* **Supplied data**
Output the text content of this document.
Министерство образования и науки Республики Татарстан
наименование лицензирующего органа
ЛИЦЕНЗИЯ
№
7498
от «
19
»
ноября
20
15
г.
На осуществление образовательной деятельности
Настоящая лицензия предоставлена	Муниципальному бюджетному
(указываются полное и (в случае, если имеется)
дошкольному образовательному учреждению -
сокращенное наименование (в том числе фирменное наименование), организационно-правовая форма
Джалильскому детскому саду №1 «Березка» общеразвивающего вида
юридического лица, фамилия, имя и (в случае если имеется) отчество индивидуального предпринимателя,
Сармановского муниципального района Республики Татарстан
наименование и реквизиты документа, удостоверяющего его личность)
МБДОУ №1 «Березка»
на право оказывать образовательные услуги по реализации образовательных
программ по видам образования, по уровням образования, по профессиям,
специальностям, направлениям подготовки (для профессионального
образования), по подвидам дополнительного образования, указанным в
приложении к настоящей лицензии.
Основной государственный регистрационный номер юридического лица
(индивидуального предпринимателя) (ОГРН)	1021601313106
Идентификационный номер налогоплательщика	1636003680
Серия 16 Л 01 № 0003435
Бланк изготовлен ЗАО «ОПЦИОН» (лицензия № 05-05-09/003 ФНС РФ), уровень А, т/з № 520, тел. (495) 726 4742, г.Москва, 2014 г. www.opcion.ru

* **Problem description**
Restate the records, all of them, precisely as written.

* **Answer to the exercise**
Output the text content of this document.
Министерство образования и науки Республики Татарстан
наименование лицензирующего органа
ЛИЦЕНЗИЯ
№
7498
от «
19
»
ноября
20
15
г.
На осуществление образовательной деятельности
Настоящая лицензия предоставлена	Муниципальному бюджетному
(указываются полное и (в случае, если имеется)
дошкольному образовательному учреждению -
сокращенное наименование (в том числе фирменное наименование), организационно-правовая форма
Джалильскому детскому саду №1 «Березка» общеразвивающего вида
юридического лица, фамилия, имя и (в случае если имеется) отчество индивидуального предпринимателя,
Сармановского муниципального района Республики Татарстан
наименование и реквизиты документа, удостоверяющего его личность)
МБДОУ №1 «Березка»
на право оказывать образовательные услуги по реализации образовательных
программ по видам образования, по уровням образования, по профессиям,
специальностям, направлениям подготовки (для профессионального
образования), по подвидам дополнительного образования, указанным в
приложении к настоящей лицензии.
Основной государственный регистрационный номер юридического лица
(индивидуального предпринимателя) (ОГРН)	1021601313106
Идентификационный номер налогоплательщика	1636003680
Серия 16 Л 01 № 0003435
Бланк изготовлен ЗАО «ОПЦИОН» (лицензия № 05-05-09/003 ФНС РФ), уровень А, т/з № 520, тел. (495) 726 4742, г.Москва, 2014 г. www.opcion.ru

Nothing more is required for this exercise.